**OBJECTIVE**.
Could you repeat the records below exactly, leaving out any pictures?

**WORKING DATA**.

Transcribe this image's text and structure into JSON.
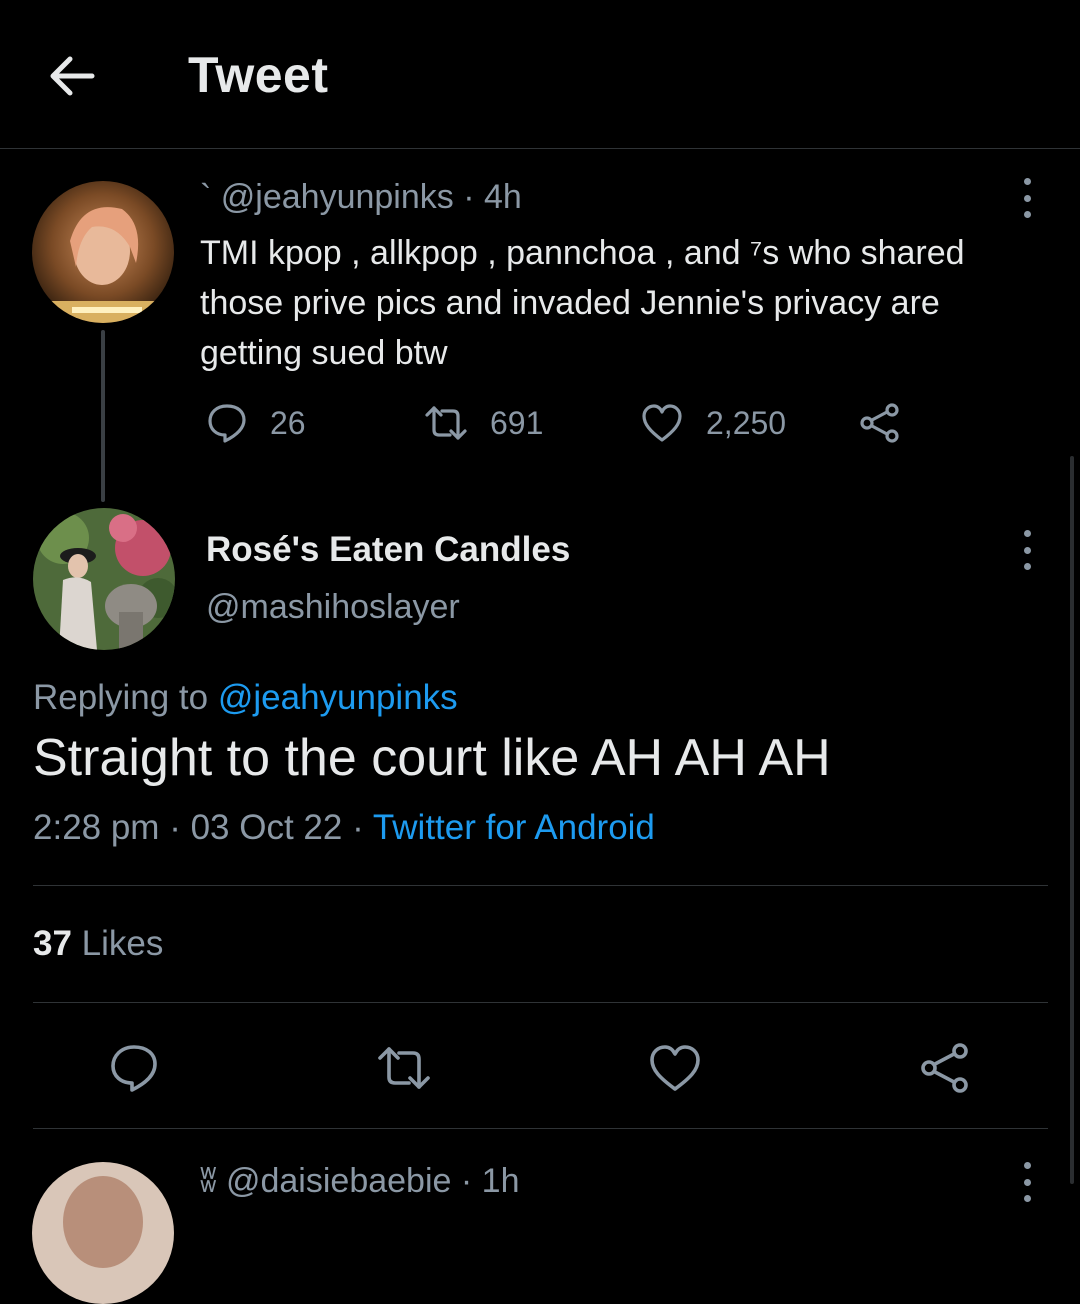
{
  "header": {
    "title": "Tweet",
    "back_icon": "arrow-left-icon"
  },
  "parent_tweet": {
    "display_name": "`",
    "handle": "@jeahyunpinks",
    "separator": "·",
    "time": "4h",
    "text": "TMI kpop , allkpop , pannchoa , and ⁷s who shared those prive pics and invaded Jennie's privacy are getting sued btw",
    "replies": "26",
    "retweets": "691",
    "likes": "2,250"
  },
  "main_tweet": {
    "display_name": "Rosé's Eaten Candles",
    "handle": "@mashihoslayer",
    "replying_prefix": "Replying to ",
    "replying_handle": "@jeahyunpinks",
    "text": "Straight to the court like AH AH AH",
    "time": "2:28 pm",
    "sep1": " · ",
    "date": "03 Oct 22",
    "sep2": " · ",
    "source": "Twitter for Android",
    "likes_count": "37",
    "likes_label": " Likes"
  },
  "next_tweet": {
    "display_name": "ʬ",
    "handle": "@daisiebaebie",
    "separator": "·",
    "time": "1h"
  },
  "colors": {
    "background": "#000000",
    "text": "#e7e9ea",
    "muted": "#8b98a5",
    "link": "#1d9bf0",
    "divider": "#2f3336"
  }
}
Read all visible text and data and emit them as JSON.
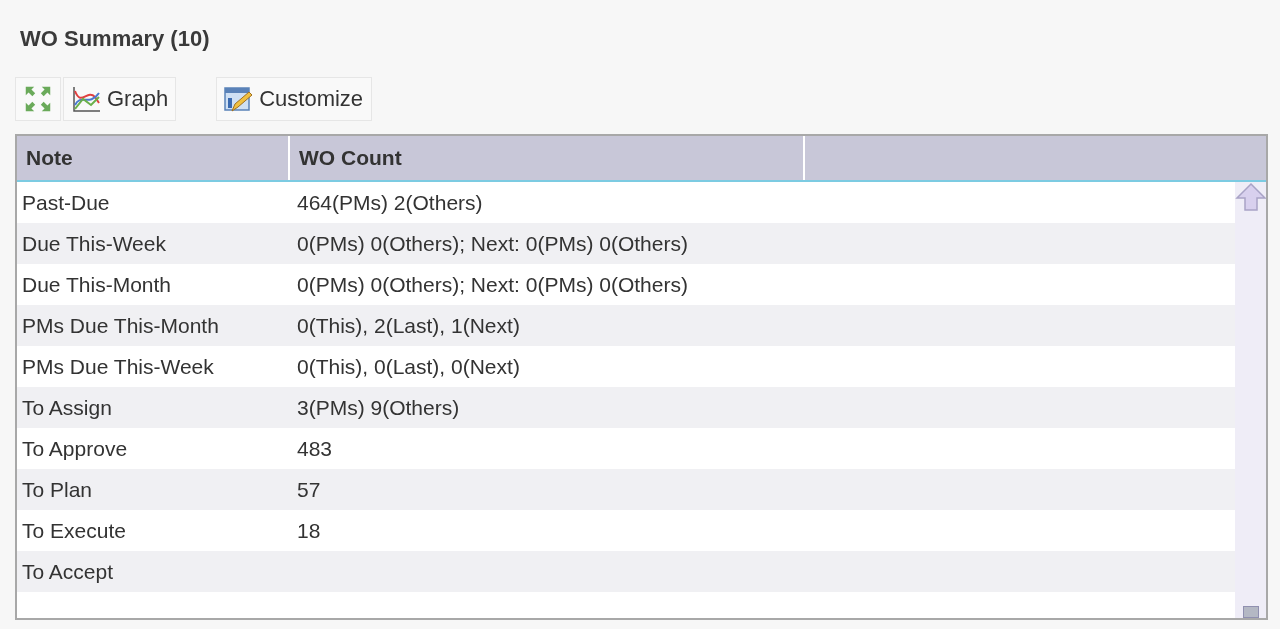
{
  "panel": {
    "title": "WO Summary (10)"
  },
  "toolbar": [
    {
      "kind": "expand"
    },
    {
      "kind": "graph",
      "label": "Graph"
    },
    {
      "kind": "customize",
      "label": "Customize"
    }
  ],
  "table": {
    "columns": [
      "Note",
      "WO Count"
    ],
    "rows": [
      [
        "Past-Due",
        "464(PMs) 2(Others)"
      ],
      [
        "Due This-Week",
        "0(PMs) 0(Others); Next: 0(PMs) 0(Others)"
      ],
      [
        "Due This-Month",
        "0(PMs) 0(Others); Next: 0(PMs) 0(Others)"
      ],
      [
        "PMs Due This-Month",
        "0(This), 2(Last), 1(Next)"
      ],
      [
        "PMs Due This-Week",
        "0(This), 0(Last), 0(Next)"
      ],
      [
        "To Assign",
        "3(PMs) 9(Others)"
      ],
      [
        "To Approve",
        "483"
      ],
      [
        "To Plan",
        "57"
      ],
      [
        "To Execute",
        "18"
      ],
      [
        "To Accept",
        ""
      ]
    ]
  }
}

**RESPONSE**.
Transcribe this image's text and structure into JSON.
{
  "header": {
    "title": "Tweet",
    "back_icon": "arrow-left-icon"
  },
  "parent_tweet": {
    "display_name": "`",
    "handle": "@jeahyunpinks",
    "separator": "·",
    "time": "4h",
    "text": "TMI kpop , allkpop , pannchoa , and ⁷s who shared those prive pics and invaded Jennie's privacy are getting sued btw",
    "replies": "26",
    "retweets": "691",
    "likes": "2,250"
  },
  "main_tweet": {
    "display_name": "Rosé's Eaten Candles",
    "handle": "@mashihoslayer",
    "replying_prefix": "Replying to ",
    "replying_handle": "@jeahyunpinks",
    "text": "Straight to the court like AH AH AH",
    "time": "2:28 pm",
    "sep1": " · ",
    "date": "03 Oct 22",
    "sep2": " · ",
    "source": "Twitter for Android",
    "likes_count": "37",
    "likes_label": " Likes"
  },
  "next_tweet": {
    "display_name": "ʬ",
    "handle": "@daisiebaebie",
    "separator": "·",
    "time": "1h"
  },
  "colors": {
    "background": "#000000",
    "text": "#e7e9ea",
    "muted": "#8b98a5",
    "link": "#1d9bf0",
    "divider": "#2f3336"
  }
}
Read all visible text and data and emit them as JSON.
{
  "panel": {
    "title": "WO Summary (10)"
  },
  "toolbar": [
    {
      "kind": "expand"
    },
    {
      "kind": "graph",
      "label": "Graph"
    },
    {
      "kind": "customize",
      "label": "Customize"
    }
  ],
  "table": {
    "columns": [
      "Note",
      "WO Count"
    ],
    "rows": [
      [
        "Past-Due",
        "464(PMs) 2(Others)"
      ],
      [
        "Due This-Week",
        "0(PMs) 0(Others); Next: 0(PMs) 0(Others)"
      ],
      [
        "Due This-Month",
        "0(PMs) 0(Others); Next: 0(PMs) 0(Others)"
      ],
      [
        "PMs Due This-Month",
        "0(This), 2(Last), 1(Next)"
      ],
      [
        "PMs Due This-Week",
        "0(This), 0(Last), 0(Next)"
      ],
      [
        "To Assign",
        "3(PMs) 9(Others)"
      ],
      [
        "To Approve",
        "483"
      ],
      [
        "To Plan",
        "57"
      ],
      [
        "To Execute",
        "18"
      ],
      [
        "To Accept",
        ""
      ]
    ]
  }
}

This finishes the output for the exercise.